__EXCERPTED RECORDS__
----

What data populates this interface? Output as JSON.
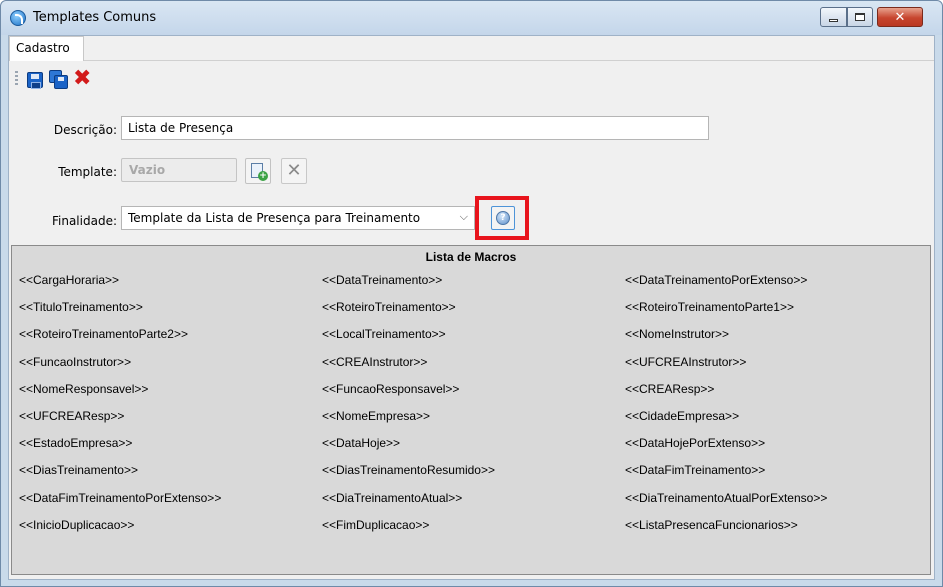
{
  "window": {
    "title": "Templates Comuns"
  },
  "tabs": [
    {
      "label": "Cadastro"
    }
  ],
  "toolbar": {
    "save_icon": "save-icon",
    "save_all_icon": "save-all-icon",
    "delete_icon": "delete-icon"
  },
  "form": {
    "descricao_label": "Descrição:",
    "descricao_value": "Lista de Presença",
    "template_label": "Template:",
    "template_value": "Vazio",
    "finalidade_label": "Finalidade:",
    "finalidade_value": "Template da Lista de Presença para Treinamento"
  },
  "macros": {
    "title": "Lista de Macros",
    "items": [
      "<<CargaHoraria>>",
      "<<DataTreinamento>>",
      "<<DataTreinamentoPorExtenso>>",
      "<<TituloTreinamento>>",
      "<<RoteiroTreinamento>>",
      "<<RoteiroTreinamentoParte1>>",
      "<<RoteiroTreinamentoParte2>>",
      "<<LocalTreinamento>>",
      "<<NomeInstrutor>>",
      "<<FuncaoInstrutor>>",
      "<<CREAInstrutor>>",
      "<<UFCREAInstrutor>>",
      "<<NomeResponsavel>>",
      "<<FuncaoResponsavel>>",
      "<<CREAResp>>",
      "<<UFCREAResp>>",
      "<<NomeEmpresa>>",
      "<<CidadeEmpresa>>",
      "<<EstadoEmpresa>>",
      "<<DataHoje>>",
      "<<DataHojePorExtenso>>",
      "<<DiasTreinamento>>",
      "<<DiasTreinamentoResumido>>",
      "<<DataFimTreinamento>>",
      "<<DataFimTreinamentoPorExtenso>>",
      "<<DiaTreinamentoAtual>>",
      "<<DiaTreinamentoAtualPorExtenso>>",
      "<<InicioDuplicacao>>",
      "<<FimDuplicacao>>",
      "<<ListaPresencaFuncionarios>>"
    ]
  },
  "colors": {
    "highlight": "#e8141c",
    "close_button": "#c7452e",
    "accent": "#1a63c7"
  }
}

----

__PROMPT__
Pick out every line of the listing containing the word "title", and show those lines.

__THE SOLUTION__
    "title": "Templates Comuns"
    "title": "Lista de Macros",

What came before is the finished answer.